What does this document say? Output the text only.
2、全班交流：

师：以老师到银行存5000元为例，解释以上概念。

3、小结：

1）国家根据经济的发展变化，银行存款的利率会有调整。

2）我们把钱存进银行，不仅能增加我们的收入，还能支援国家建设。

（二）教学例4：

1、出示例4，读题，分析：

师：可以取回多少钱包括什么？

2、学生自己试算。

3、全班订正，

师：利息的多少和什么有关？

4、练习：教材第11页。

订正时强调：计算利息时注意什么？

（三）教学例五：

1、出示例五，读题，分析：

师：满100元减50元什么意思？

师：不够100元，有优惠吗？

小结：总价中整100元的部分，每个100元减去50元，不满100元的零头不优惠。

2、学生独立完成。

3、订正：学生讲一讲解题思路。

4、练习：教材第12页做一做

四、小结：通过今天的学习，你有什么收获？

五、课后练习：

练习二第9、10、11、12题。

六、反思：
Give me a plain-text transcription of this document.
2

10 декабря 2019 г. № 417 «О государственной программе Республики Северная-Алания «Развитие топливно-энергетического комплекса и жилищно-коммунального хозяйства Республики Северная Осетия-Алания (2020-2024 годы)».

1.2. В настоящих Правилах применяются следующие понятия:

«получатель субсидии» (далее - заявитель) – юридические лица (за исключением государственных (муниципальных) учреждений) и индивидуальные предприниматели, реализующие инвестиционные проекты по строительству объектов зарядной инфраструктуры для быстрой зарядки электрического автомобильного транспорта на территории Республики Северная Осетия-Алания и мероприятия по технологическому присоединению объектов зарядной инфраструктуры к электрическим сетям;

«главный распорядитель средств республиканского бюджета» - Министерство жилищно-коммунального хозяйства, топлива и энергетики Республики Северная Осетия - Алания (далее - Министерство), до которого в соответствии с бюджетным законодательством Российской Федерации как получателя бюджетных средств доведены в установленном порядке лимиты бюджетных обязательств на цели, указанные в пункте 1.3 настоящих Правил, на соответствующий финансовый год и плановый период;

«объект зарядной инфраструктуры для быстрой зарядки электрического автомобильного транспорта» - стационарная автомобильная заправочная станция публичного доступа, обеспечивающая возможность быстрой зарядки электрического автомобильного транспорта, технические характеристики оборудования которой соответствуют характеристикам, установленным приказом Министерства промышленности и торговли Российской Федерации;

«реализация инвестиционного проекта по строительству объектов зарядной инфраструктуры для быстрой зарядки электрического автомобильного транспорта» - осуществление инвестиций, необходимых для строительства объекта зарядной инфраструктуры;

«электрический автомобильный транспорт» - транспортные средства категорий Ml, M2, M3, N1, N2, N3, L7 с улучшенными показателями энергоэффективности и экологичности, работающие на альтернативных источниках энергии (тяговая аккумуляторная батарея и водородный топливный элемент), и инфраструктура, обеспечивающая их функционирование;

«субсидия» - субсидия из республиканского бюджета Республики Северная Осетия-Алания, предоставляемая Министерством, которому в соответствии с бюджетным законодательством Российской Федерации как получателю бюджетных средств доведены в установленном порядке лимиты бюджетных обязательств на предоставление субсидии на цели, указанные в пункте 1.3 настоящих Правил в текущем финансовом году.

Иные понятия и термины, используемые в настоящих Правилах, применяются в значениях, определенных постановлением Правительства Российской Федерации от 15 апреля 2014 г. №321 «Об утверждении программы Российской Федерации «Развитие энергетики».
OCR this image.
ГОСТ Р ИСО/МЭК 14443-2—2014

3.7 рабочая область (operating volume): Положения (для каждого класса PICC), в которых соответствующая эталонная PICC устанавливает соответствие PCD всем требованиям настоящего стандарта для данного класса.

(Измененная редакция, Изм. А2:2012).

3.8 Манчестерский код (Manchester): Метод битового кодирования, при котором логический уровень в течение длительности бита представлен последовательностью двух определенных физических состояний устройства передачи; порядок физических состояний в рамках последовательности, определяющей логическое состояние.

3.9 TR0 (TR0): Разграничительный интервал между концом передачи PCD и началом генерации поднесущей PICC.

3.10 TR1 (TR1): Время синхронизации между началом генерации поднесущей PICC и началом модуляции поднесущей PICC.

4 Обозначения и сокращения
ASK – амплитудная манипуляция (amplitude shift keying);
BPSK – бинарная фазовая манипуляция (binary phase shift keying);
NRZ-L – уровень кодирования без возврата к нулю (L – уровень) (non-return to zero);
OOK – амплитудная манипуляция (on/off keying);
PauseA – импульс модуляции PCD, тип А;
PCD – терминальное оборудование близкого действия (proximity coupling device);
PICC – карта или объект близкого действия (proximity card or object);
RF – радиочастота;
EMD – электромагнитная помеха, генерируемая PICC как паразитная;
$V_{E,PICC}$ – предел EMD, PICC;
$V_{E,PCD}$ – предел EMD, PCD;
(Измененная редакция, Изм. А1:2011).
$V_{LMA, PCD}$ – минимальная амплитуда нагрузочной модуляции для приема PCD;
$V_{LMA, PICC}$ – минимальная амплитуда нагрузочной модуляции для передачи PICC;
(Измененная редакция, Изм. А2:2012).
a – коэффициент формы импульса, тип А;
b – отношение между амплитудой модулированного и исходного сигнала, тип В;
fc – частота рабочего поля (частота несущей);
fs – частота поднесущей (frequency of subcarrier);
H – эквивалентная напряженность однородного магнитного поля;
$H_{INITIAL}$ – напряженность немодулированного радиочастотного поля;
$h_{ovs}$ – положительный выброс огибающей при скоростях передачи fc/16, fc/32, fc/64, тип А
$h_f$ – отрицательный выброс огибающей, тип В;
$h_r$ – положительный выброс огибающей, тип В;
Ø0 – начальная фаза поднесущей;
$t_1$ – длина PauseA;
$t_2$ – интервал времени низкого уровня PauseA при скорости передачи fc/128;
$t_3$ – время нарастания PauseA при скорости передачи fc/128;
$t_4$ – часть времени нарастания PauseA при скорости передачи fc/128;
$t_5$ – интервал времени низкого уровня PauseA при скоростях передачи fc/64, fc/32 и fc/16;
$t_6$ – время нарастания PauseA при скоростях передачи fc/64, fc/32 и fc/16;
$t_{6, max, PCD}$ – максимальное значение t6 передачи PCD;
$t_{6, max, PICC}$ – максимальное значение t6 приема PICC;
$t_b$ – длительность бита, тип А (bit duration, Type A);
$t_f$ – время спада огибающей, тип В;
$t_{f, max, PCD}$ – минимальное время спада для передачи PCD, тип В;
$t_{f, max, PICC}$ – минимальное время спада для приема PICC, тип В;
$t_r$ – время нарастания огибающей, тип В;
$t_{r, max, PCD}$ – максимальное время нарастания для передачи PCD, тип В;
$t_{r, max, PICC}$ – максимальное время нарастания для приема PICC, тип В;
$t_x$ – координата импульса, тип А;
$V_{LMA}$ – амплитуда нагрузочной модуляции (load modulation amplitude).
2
----------------------------------------
▸ **Set exercise**:
Check all the records above and select each line where the string "близкого" is found.

▸ **Task result**:
PCD – терминальное оборудование близкого действия (proximity coupling device);
PICC – карта или объект близкого действия (proximity card or object);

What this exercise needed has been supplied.